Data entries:

========

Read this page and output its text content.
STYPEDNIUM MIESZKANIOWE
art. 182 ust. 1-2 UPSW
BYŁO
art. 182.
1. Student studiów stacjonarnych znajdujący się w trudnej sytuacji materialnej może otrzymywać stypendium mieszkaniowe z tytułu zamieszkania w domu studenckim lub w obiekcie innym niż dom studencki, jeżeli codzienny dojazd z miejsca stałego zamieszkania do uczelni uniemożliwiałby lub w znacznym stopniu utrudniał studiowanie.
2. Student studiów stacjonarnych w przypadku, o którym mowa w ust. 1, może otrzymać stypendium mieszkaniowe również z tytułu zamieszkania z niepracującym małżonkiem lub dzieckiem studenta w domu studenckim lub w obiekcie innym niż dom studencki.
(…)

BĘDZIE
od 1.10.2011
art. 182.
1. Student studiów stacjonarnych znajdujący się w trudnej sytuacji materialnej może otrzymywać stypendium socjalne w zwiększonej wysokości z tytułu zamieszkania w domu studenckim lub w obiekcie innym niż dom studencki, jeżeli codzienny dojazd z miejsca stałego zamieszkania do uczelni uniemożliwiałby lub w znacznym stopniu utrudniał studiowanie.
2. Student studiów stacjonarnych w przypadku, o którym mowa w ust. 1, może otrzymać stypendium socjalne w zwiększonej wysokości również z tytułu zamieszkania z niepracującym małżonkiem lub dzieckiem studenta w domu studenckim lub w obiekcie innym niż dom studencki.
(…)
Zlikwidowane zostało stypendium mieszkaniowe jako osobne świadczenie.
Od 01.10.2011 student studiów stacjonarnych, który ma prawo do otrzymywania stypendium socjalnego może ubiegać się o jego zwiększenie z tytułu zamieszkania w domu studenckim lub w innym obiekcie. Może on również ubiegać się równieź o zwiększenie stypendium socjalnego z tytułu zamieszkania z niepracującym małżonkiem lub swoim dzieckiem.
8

========

**GIVEN INSTRUCTION:** Exactly reproduce every line found in the records.

**RIGHT ANSWER:**
Read this page and output its text content.
STYPEDNIUM MIESZKANIOWE
art. 182 ust. 1-2 UPSW
BYŁO
art. 182.
1. Student studiów stacjonarnych znajdujący się w trudnej sytuacji materialnej może otrzymywać stypendium mieszkaniowe z tytułu zamieszkania w domu studenckim lub w obiekcie innym niż dom studencki, jeżeli codzienny dojazd z miejsca stałego zamieszkania do uczelni uniemożliwiałby lub w znacznym stopniu utrudniał studiowanie.
2. Student studiów stacjonarnych w przypadku, o którym mowa w ust. 1, może otrzymać stypendium mieszkaniowe również z tytułu zamieszkania z niepracującym małżonkiem lub dzieckiem studenta w domu studenckim lub w obiekcie innym niż dom studencki.
(…)

BĘDZIE
od 1.10.2011
art. 182.
1. Student studiów stacjonarnych znajdujący się w trudnej sytuacji materialnej może otrzymywać stypendium socjalne w zwiększonej wysokości z tytułu zamieszkania w domu studenckim lub w obiekcie innym niż dom studencki, jeżeli codzienny dojazd z miejsca stałego zamieszkania do uczelni uniemożliwiałby lub w znacznym stopniu utrudniał studiowanie.
2. Student studiów stacjonarnych w przypadku, o którym mowa w ust. 1, może otrzymać stypendium socjalne w zwiększonej wysokości również z tytułu zamieszkania z niepracującym małżonkiem lub dzieckiem studenta w domu studenckim lub w obiekcie innym niż dom studencki.
(…)
Zlikwidowane zostało stypendium mieszkaniowe jako osobne świadczenie.
Od 01.10.2011 student studiów stacjonarnych, który ma prawo do otrzymywania stypendium socjalnego może ubiegać się o jego zwiększenie z tytułu zamieszkania w domu studenckim lub w innym obiekcie. Może on również ubiegać się równieź o zwiększenie stypendium socjalnego z tytułu zamieszkania z niepracującym małżonkiem lub swoim dzieckiem.
8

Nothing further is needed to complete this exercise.